Written task:
Filter these entries, keeping only lines that hold the word "para".

[Extracted data entries]
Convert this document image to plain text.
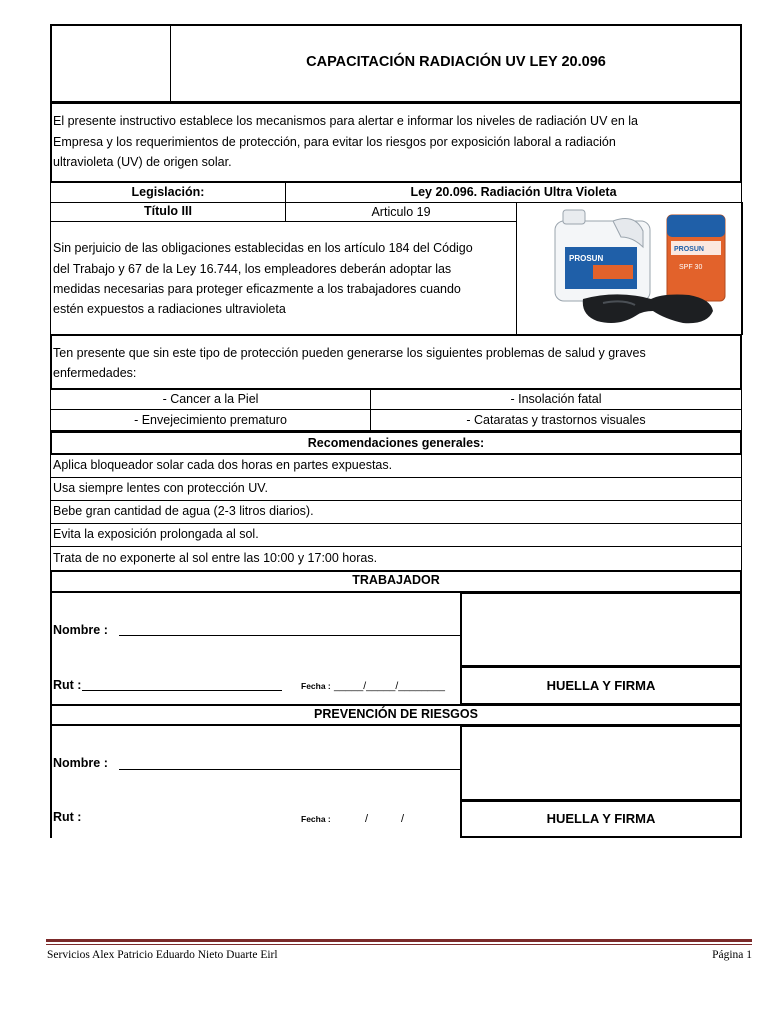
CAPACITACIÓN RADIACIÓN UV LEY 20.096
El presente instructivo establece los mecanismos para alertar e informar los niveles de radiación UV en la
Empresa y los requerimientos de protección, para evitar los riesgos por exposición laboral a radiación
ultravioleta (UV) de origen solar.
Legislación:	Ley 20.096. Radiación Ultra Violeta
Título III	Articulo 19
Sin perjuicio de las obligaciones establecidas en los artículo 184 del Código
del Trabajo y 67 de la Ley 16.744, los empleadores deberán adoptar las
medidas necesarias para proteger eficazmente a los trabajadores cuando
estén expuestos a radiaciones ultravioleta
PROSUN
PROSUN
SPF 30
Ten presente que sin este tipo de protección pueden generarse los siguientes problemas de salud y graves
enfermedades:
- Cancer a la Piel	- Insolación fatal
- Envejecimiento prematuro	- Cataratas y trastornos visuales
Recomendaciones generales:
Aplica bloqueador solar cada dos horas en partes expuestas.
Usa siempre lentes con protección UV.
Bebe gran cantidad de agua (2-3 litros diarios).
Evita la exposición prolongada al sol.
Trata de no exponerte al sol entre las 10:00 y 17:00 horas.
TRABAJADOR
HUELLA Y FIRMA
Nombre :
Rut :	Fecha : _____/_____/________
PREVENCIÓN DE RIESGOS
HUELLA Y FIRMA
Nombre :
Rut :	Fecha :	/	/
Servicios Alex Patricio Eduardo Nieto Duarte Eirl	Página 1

The completed task:
El presente instructivo establece los mecanismos para alertar e informar los niveles de radiación UV en la
Empresa y los requerimientos de protección, para evitar los riesgos por exposición laboral a radiación
medidas necesarias para proteger eficazmente a los trabajadores cuando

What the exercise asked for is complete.